What is being asked. Quote every line of the data below as it stands, omitting pictures.

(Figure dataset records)

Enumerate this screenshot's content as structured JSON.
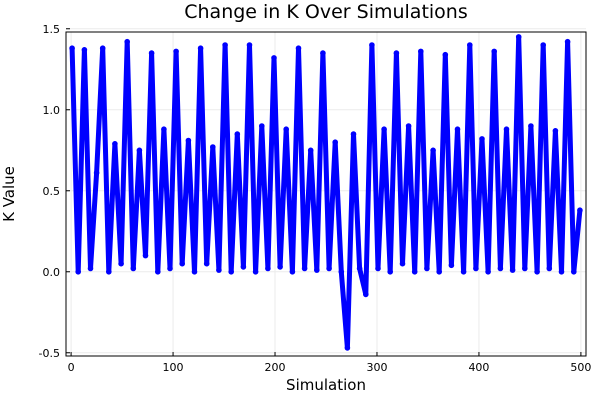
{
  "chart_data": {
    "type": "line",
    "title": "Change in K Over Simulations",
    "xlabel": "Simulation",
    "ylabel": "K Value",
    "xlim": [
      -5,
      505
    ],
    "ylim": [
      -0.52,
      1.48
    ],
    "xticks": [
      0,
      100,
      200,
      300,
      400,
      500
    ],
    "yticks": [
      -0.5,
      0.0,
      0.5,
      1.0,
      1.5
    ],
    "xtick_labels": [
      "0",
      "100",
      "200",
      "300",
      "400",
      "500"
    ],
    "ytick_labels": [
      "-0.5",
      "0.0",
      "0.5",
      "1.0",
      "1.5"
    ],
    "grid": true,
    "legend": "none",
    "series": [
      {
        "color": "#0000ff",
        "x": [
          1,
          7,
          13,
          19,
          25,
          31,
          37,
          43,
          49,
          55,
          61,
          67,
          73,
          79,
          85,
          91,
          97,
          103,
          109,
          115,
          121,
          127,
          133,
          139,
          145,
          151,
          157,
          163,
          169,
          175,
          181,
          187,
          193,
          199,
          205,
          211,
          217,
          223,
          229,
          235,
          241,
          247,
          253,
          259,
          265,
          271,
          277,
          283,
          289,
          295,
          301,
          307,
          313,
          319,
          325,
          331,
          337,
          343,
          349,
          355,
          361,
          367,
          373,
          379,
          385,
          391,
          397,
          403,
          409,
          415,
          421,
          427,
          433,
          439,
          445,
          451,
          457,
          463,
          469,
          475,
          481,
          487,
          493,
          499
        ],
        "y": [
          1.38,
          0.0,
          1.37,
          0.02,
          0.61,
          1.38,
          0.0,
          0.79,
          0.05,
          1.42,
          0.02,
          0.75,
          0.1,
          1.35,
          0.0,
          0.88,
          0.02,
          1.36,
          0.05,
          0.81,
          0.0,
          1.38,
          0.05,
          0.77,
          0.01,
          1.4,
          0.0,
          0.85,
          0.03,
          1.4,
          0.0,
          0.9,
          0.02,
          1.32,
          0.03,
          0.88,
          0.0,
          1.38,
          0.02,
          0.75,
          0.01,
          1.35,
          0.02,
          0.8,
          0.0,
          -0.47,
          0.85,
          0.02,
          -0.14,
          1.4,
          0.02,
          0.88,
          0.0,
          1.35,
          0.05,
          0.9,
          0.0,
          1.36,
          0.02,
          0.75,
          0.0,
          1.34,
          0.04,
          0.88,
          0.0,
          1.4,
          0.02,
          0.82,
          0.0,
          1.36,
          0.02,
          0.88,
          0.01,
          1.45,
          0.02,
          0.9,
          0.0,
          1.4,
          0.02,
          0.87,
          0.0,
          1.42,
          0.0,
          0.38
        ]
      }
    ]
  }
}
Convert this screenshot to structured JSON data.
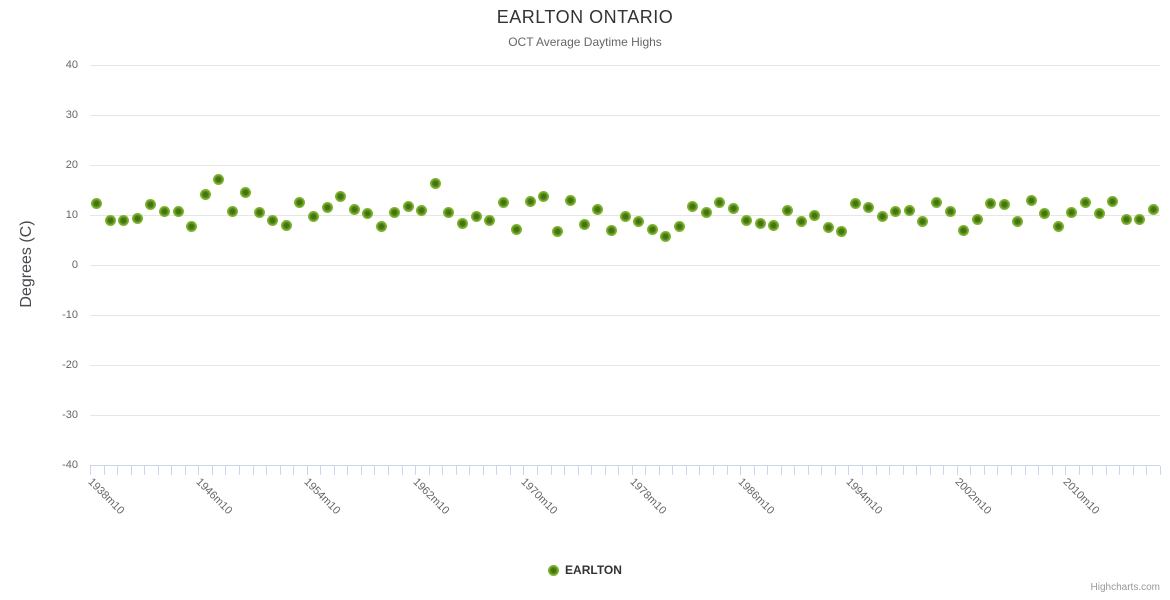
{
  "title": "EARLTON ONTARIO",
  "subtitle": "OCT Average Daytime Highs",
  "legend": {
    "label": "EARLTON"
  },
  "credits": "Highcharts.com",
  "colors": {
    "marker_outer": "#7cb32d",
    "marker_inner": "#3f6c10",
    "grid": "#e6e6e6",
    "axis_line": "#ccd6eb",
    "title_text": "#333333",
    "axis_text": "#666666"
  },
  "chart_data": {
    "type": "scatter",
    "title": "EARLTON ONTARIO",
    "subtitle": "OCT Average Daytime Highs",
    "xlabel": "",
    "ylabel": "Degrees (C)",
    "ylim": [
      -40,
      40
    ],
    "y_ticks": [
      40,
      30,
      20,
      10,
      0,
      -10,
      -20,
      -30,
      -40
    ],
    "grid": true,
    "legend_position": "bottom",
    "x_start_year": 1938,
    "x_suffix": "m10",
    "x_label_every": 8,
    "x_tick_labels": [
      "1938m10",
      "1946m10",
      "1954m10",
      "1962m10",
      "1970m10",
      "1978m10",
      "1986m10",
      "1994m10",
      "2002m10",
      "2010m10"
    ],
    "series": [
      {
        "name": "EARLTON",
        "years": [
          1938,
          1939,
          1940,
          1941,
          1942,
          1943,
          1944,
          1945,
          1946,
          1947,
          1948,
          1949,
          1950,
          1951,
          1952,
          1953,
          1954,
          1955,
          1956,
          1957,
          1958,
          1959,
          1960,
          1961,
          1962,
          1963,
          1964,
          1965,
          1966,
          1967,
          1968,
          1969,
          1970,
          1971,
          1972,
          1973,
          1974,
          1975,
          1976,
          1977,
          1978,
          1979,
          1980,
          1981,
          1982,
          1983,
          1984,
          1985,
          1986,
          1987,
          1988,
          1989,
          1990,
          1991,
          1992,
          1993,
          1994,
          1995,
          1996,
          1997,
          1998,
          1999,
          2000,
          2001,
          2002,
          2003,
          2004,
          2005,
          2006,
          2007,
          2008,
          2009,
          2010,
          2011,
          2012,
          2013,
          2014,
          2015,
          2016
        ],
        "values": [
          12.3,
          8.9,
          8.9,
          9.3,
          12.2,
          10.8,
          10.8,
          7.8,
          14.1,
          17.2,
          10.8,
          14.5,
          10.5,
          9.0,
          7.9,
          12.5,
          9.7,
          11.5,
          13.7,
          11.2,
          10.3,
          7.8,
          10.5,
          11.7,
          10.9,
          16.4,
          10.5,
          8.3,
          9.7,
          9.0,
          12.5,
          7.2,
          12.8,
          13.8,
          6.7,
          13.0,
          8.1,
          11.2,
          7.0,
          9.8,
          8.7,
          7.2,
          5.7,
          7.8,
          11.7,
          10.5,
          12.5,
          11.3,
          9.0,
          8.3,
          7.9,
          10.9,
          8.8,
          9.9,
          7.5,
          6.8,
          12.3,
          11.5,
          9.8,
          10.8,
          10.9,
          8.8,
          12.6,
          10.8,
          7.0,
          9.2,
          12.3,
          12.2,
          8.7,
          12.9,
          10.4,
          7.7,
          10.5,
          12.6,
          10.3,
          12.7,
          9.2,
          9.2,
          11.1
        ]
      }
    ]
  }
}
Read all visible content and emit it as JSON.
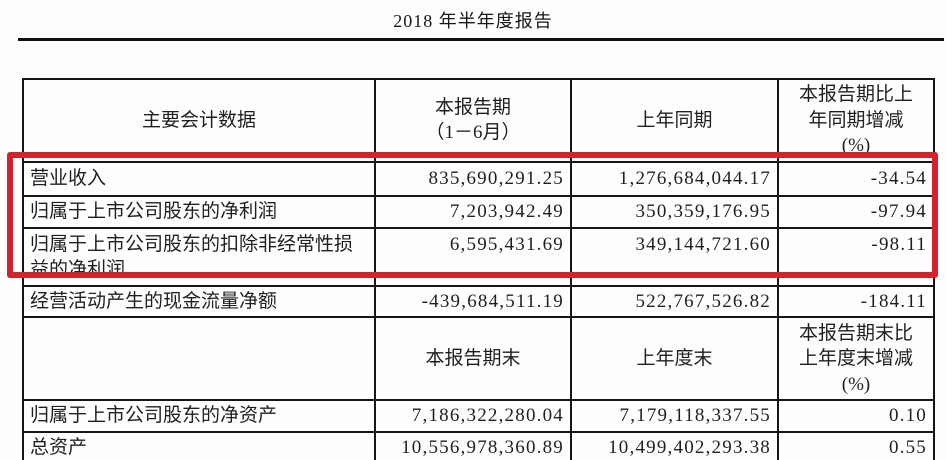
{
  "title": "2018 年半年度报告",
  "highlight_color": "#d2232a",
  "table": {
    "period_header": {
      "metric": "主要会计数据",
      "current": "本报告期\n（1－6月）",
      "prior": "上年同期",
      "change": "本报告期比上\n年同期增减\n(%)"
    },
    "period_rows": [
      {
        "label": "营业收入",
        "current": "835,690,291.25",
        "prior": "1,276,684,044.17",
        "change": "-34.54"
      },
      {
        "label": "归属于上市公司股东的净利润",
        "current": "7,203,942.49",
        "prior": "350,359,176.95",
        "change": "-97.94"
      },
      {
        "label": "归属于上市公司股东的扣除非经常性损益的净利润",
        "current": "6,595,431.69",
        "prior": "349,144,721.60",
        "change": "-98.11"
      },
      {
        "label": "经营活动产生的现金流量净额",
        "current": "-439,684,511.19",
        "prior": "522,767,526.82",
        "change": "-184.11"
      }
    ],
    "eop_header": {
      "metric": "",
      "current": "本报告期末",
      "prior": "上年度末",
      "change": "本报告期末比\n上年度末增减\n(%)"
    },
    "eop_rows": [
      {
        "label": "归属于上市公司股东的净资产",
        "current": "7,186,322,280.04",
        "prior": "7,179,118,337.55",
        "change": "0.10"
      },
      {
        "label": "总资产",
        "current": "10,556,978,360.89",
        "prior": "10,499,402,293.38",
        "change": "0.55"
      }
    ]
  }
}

Written response.
Enumerate this screenshot's content as structured JSON.
{
  "chart_data": {
    "type": "line",
    "title": "Change in K Over Simulations",
    "xlabel": "Simulation",
    "ylabel": "K Value",
    "xlim": [
      -5,
      505
    ],
    "ylim": [
      -0.52,
      1.48
    ],
    "xticks": [
      0,
      100,
      200,
      300,
      400,
      500
    ],
    "yticks": [
      -0.5,
      0.0,
      0.5,
      1.0,
      1.5
    ],
    "xtick_labels": [
      "0",
      "100",
      "200",
      "300",
      "400",
      "500"
    ],
    "ytick_labels": [
      "-0.5",
      "0.0",
      "0.5",
      "1.0",
      "1.5"
    ],
    "grid": true,
    "legend": "none",
    "series": [
      {
        "color": "#0000ff",
        "x": [
          1,
          7,
          13,
          19,
          25,
          31,
          37,
          43,
          49,
          55,
          61,
          67,
          73,
          79,
          85,
          91,
          97,
          103,
          109,
          115,
          121,
          127,
          133,
          139,
          145,
          151,
          157,
          163,
          169,
          175,
          181,
          187,
          193,
          199,
          205,
          211,
          217,
          223,
          229,
          235,
          241,
          247,
          253,
          259,
          265,
          271,
          277,
          283,
          289,
          295,
          301,
          307,
          313,
          319,
          325,
          331,
          337,
          343,
          349,
          355,
          361,
          367,
          373,
          379,
          385,
          391,
          397,
          403,
          409,
          415,
          421,
          427,
          433,
          439,
          445,
          451,
          457,
          463,
          469,
          475,
          481,
          487,
          493,
          499
        ],
        "y": [
          1.38,
          0.0,
          1.37,
          0.02,
          0.61,
          1.38,
          0.0,
          0.79,
          0.05,
          1.42,
          0.02,
          0.75,
          0.1,
          1.35,
          0.0,
          0.88,
          0.02,
          1.36,
          0.05,
          0.81,
          0.0,
          1.38,
          0.05,
          0.77,
          0.01,
          1.4,
          0.0,
          0.85,
          0.03,
          1.4,
          0.0,
          0.9,
          0.02,
          1.32,
          0.03,
          0.88,
          0.0,
          1.38,
          0.02,
          0.75,
          0.01,
          1.35,
          0.02,
          0.8,
          0.0,
          -0.47,
          0.85,
          0.02,
          -0.14,
          1.4,
          0.02,
          0.88,
          0.0,
          1.35,
          0.05,
          0.9,
          0.0,
          1.36,
          0.02,
          0.75,
          0.0,
          1.34,
          0.04,
          0.88,
          0.0,
          1.4,
          0.02,
          0.82,
          0.0,
          1.36,
          0.02,
          0.88,
          0.01,
          1.45,
          0.02,
          0.9,
          0.0,
          1.4,
          0.02,
          0.87,
          0.0,
          1.42,
          0.0,
          0.38
        ]
      }
    ]
  }
}
Convert this screenshot to structured JSON data.
{
  "title": "EARLTON ONTARIO",
  "subtitle": "OCT Average Daytime Highs",
  "legend": {
    "label": "EARLTON"
  },
  "credits": "Highcharts.com",
  "colors": {
    "marker_outer": "#7cb32d",
    "marker_inner": "#3f6c10",
    "grid": "#e6e6e6",
    "axis_line": "#ccd6eb",
    "title_text": "#333333",
    "axis_text": "#666666"
  },
  "chart_data": {
    "type": "scatter",
    "title": "EARLTON ONTARIO",
    "subtitle": "OCT Average Daytime Highs",
    "xlabel": "",
    "ylabel": "Degrees (C)",
    "ylim": [
      -40,
      40
    ],
    "y_ticks": [
      40,
      30,
      20,
      10,
      0,
      -10,
      -20,
      -30,
      -40
    ],
    "grid": true,
    "legend_position": "bottom",
    "x_start_year": 1938,
    "x_suffix": "m10",
    "x_label_every": 8,
    "x_tick_labels": [
      "1938m10",
      "1946m10",
      "1954m10",
      "1962m10",
      "1970m10",
      "1978m10",
      "1986m10",
      "1994m10",
      "2002m10",
      "2010m10"
    ],
    "series": [
      {
        "name": "EARLTON",
        "years": [
          1938,
          1939,
          1940,
          1941,
          1942,
          1943,
          1944,
          1945,
          1946,
          1947,
          1948,
          1949,
          1950,
          1951,
          1952,
          1953,
          1954,
          1955,
          1956,
          1957,
          1958,
          1959,
          1960,
          1961,
          1962,
          1963,
          1964,
          1965,
          1966,
          1967,
          1968,
          1969,
          1970,
          1971,
          1972,
          1973,
          1974,
          1975,
          1976,
          1977,
          1978,
          1979,
          1980,
          1981,
          1982,
          1983,
          1984,
          1985,
          1986,
          1987,
          1988,
          1989,
          1990,
          1991,
          1992,
          1993,
          1994,
          1995,
          1996,
          1997,
          1998,
          1999,
          2000,
          2001,
          2002,
          2003,
          2004,
          2005,
          2006,
          2007,
          2008,
          2009,
          2010,
          2011,
          2012,
          2013,
          2014,
          2015,
          2016
        ],
        "values": [
          12.3,
          8.9,
          8.9,
          9.3,
          12.2,
          10.8,
          10.8,
          7.8,
          14.1,
          17.2,
          10.8,
          14.5,
          10.5,
          9.0,
          7.9,
          12.5,
          9.7,
          11.5,
          13.7,
          11.2,
          10.3,
          7.8,
          10.5,
          11.7,
          10.9,
          16.4,
          10.5,
          8.3,
          9.7,
          9.0,
          12.5,
          7.2,
          12.8,
          13.8,
          6.7,
          13.0,
          8.1,
          11.2,
          7.0,
          9.8,
          8.7,
          7.2,
          5.7,
          7.8,
          11.7,
          10.5,
          12.5,
          11.3,
          9.0,
          8.3,
          7.9,
          10.9,
          8.8,
          9.9,
          7.5,
          6.8,
          12.3,
          11.5,
          9.8,
          10.8,
          10.9,
          8.8,
          12.6,
          10.8,
          7.0,
          9.2,
          12.3,
          12.2,
          8.7,
          12.9,
          10.4,
          7.7,
          10.5,
          12.6,
          10.3,
          12.7,
          9.2,
          9.2,
          11.1
        ]
      }
    ]
  }
}
Read all visible content and emit it as JSON.
{
  "title": "2018 年半年度报告",
  "highlight_color": "#d2232a",
  "table": {
    "period_header": {
      "metric": "主要会计数据",
      "current": "本报告期\n（1－6月）",
      "prior": "上年同期",
      "change": "本报告期比上\n年同期增减\n(%)"
    },
    "period_rows": [
      {
        "label": "营业收入",
        "current": "835,690,291.25",
        "prior": "1,276,684,044.17",
        "change": "-34.54"
      },
      {
        "label": "归属于上市公司股东的净利润",
        "current": "7,203,942.49",
        "prior": "350,359,176.95",
        "change": "-97.94"
      },
      {
        "label": "归属于上市公司股东的扣除非经常性损益的净利润",
        "current": "6,595,431.69",
        "prior": "349,144,721.60",
        "change": "-98.11"
      },
      {
        "label": "经营活动产生的现金流量净额",
        "current": "-439,684,511.19",
        "prior": "522,767,526.82",
        "change": "-184.11"
      }
    ],
    "eop_header": {
      "metric": "",
      "current": "本报告期末",
      "prior": "上年度末",
      "change": "本报告期末比\n上年度末增减\n(%)"
    },
    "eop_rows": [
      {
        "label": "归属于上市公司股东的净资产",
        "current": "7,186,322,280.04",
        "prior": "7,179,118,337.55",
        "change": "0.10"
      },
      {
        "label": "总资产",
        "current": "10,556,978,360.89",
        "prior": "10,499,402,293.38",
        "change": "0.55"
      }
    ]
  }
}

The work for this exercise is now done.